■ **RECORD SET**:
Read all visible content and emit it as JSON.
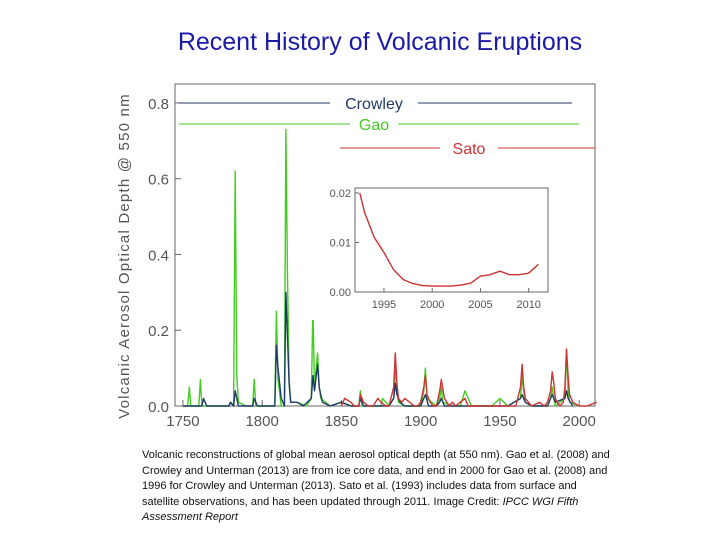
{
  "slide": {
    "title": "Recent History of Volcanic Eruptions",
    "caption": "Volcanic reconstructions of global mean aerosol optical depth (at 550 nm). Gao et al. (2008) and Crowley and Unterman (2013) are from ice core data, and end in 2000 for Gao et al. (2008) and 1996 for Crowley and Unterman (2013). Sato et al. (1993) includes data from surface and satellite observations, and has been updated through 2011.  Image Credit: ",
    "caption_source": "IPCC WGI Fifth Assessment Report"
  },
  "colors": {
    "title": "#1a1aa6",
    "crowley": "#1f3a66",
    "gao": "#44cc22",
    "sato": "#cc3333",
    "axis_text": "#555555"
  },
  "chart_data": [
    {
      "type": "line",
      "title": "",
      "xlabel": "",
      "ylabel": "Volcanic Aerosol Optical Depth @ 550 nm",
      "xlim": [
        1745,
        2010
      ],
      "ylim": [
        0,
        0.85
      ],
      "xticks": [
        1750,
        1800,
        1850,
        1900,
        1950,
        2000
      ],
      "yticks": [
        0.0,
        0.2,
        0.4,
        0.6,
        0.8
      ],
      "ytick_labels": [
        "0.0",
        "0.2",
        "0.4",
        "0.6",
        "0.8"
      ],
      "legend": {
        "placement": "top",
        "style": "labels on lines"
      },
      "series": [
        {
          "name": "Crowley",
          "color": "#1f3a66",
          "x": [
            1750,
            1762,
            1763,
            1765,
            1772,
            1779,
            1780,
            1782,
            1783,
            1785,
            1790,
            1794,
            1795,
            1797,
            1800,
            1805,
            1808,
            1809,
            1810,
            1812,
            1814,
            1815,
            1816,
            1817,
            1818,
            1822,
            1826,
            1831,
            1832,
            1833,
            1835,
            1836,
            1838,
            1843,
            1850,
            1856,
            1861,
            1862,
            1864,
            1870,
            1875,
            1880,
            1883,
            1884,
            1885,
            1887,
            1890,
            1895,
            1900,
            1902,
            1903,
            1905,
            1910,
            1912,
            1913,
            1915,
            1920,
            1925,
            1932,
            1935,
            1945,
            1955,
            1963,
            1964,
            1966,
            1970,
            1975,
            1980,
            1982,
            1983,
            1985,
            1991,
            1992,
            1993,
            1996
          ],
          "y": [
            0.0,
            0.0,
            0.02,
            0.0,
            0.0,
            0.0,
            0.01,
            0.0,
            0.04,
            0.0,
            0.0,
            0.0,
            0.02,
            0.0,
            0.0,
            0.0,
            0.0,
            0.16,
            0.1,
            0.02,
            0.0,
            0.3,
            0.18,
            0.06,
            0.01,
            0.01,
            0.0,
            0.02,
            0.08,
            0.04,
            0.11,
            0.05,
            0.01,
            0.0,
            0.01,
            0.0,
            0.0,
            0.02,
            0.0,
            0.0,
            0.0,
            0.0,
            0.02,
            0.06,
            0.03,
            0.01,
            0.0,
            0.0,
            0.0,
            0.02,
            0.03,
            0.0,
            0.0,
            0.01,
            0.02,
            0.0,
            0.0,
            0.0,
            0.0,
            0.0,
            0.0,
            0.0,
            0.02,
            0.03,
            0.01,
            0.0,
            0.0,
            0.0,
            0.02,
            0.03,
            0.01,
            0.02,
            0.04,
            0.02,
            0.0
          ]
        },
        {
          "name": "Gao",
          "color": "#44cc22",
          "x": [
            1750,
            1753,
            1754,
            1755,
            1758,
            1760,
            1761,
            1762,
            1765,
            1772,
            1779,
            1780,
            1782,
            1783,
            1784,
            1785,
            1790,
            1794,
            1795,
            1796,
            1799,
            1800,
            1805,
            1808,
            1809,
            1810,
            1812,
            1814,
            1815,
            1816,
            1817,
            1818,
            1822,
            1828,
            1831,
            1832,
            1833,
            1835,
            1836,
            1837,
            1843,
            1850,
            1856,
            1861,
            1862,
            1863,
            1870,
            1875,
            1876,
            1880,
            1883,
            1884,
            1885,
            1886,
            1890,
            1895,
            1900,
            1902,
            1903,
            1904,
            1910,
            1912,
            1913,
            1914,
            1920,
            1925,
            1928,
            1932,
            1935,
            1945,
            1950,
            1955,
            1963,
            1964,
            1965,
            1966,
            1970,
            1975,
            1980,
            1982,
            1983,
            1984,
            1985,
            1991,
            1992,
            1993,
            1994,
            2000
          ],
          "y": [
            0.0,
            0.0,
            0.05,
            0.0,
            0.0,
            0.0,
            0.07,
            0.0,
            0.0,
            0.0,
            0.0,
            0.01,
            0.0,
            0.62,
            0.08,
            0.01,
            0.0,
            0.0,
            0.07,
            0.0,
            0.0,
            0.0,
            0.0,
            0.0,
            0.25,
            0.07,
            0.0,
            0.0,
            0.73,
            0.34,
            0.07,
            0.01,
            0.01,
            0.0,
            0.02,
            0.26,
            0.05,
            0.14,
            0.05,
            0.02,
            0.0,
            0.01,
            0.0,
            0.0,
            0.04,
            0.0,
            0.0,
            0.0,
            0.02,
            0.0,
            0.02,
            0.11,
            0.04,
            0.01,
            0.0,
            0.0,
            0.0,
            0.04,
            0.1,
            0.02,
            0.0,
            0.02,
            0.05,
            0.01,
            0.0,
            0.0,
            0.04,
            0.0,
            0.0,
            0.0,
            0.02,
            0.0,
            0.02,
            0.08,
            0.04,
            0.01,
            0.0,
            0.0,
            0.0,
            0.02,
            0.05,
            0.02,
            0.0,
            0.02,
            0.15,
            0.04,
            0.01,
            0.0
          ]
        },
        {
          "name": "Sato",
          "color": "#cc3333",
          "x": [
            1850,
            1852,
            1856,
            1858,
            1861,
            1862,
            1864,
            1867,
            1870,
            1873,
            1875,
            1878,
            1880,
            1883,
            1884,
            1885,
            1886,
            1888,
            1890,
            1893,
            1896,
            1898,
            1900,
            1902,
            1903,
            1904,
            1906,
            1908,
            1910,
            1912,
            1913,
            1915,
            1918,
            1920,
            1922,
            1925,
            1928,
            1930,
            1932,
            1935,
            1940,
            1945,
            1950,
            1955,
            1960,
            1963,
            1964,
            1965,
            1966,
            1968,
            1970,
            1975,
            1978,
            1980,
            1982,
            1983,
            1984,
            1985,
            1986,
            1988,
            1990,
            1991,
            1992,
            1993,
            1994,
            1996,
            2000,
            2005,
            2011
          ],
          "y": [
            0.0,
            0.02,
            0.01,
            0.0,
            0.0,
            0.03,
            0.01,
            0.0,
            0.0,
            0.02,
            0.01,
            0.0,
            0.0,
            0.05,
            0.14,
            0.06,
            0.02,
            0.01,
            0.02,
            0.01,
            0.0,
            0.0,
            0.01,
            0.05,
            0.08,
            0.03,
            0.01,
            0.0,
            0.0,
            0.04,
            0.07,
            0.02,
            0.0,
            0.01,
            0.0,
            0.01,
            0.02,
            0.0,
            0.0,
            0.0,
            0.0,
            0.0,
            0.0,
            0.0,
            0.0,
            0.05,
            0.11,
            0.05,
            0.02,
            0.01,
            0.0,
            0.01,
            0.0,
            0.01,
            0.04,
            0.09,
            0.06,
            0.02,
            0.01,
            0.0,
            0.01,
            0.05,
            0.15,
            0.08,
            0.03,
            0.01,
            0.0,
            0.0,
            0.01
          ]
        }
      ]
    },
    {
      "type": "line",
      "title": "",
      "xlabel": "",
      "ylabel": "",
      "xlim": [
        1992,
        2012
      ],
      "ylim": [
        0,
        0.021
      ],
      "xticks": [
        1995,
        2000,
        2005,
        2010
      ],
      "yticks": [
        0.0,
        0.01,
        0.02
      ],
      "ytick_labels": [
        "0.00",
        "0.01",
        "0.02"
      ],
      "series": [
        {
          "name": "",
          "color": "#cc3333",
          "x": [
            1992.5,
            1993,
            1994,
            1995,
            1996,
            1997,
            1998,
            1999,
            2000,
            2001,
            2002,
            2003,
            2004,
            2005,
            2006,
            2007,
            2008,
            2009,
            2010,
            2011
          ],
          "y": [
            0.02,
            0.016,
            0.011,
            0.008,
            0.0045,
            0.0025,
            0.0017,
            0.0013,
            0.0012,
            0.0012,
            0.0012,
            0.0014,
            0.0018,
            0.0032,
            0.0035,
            0.0042,
            0.0035,
            0.0035,
            0.0038,
            0.0056
          ]
        }
      ]
    }
  ]
}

■ **WRITTEN INSTRUCTION**:
State the number of lines above that hold the string "Volcanic", with nothing added.

■ **EXERCISE RESPONSE**:
3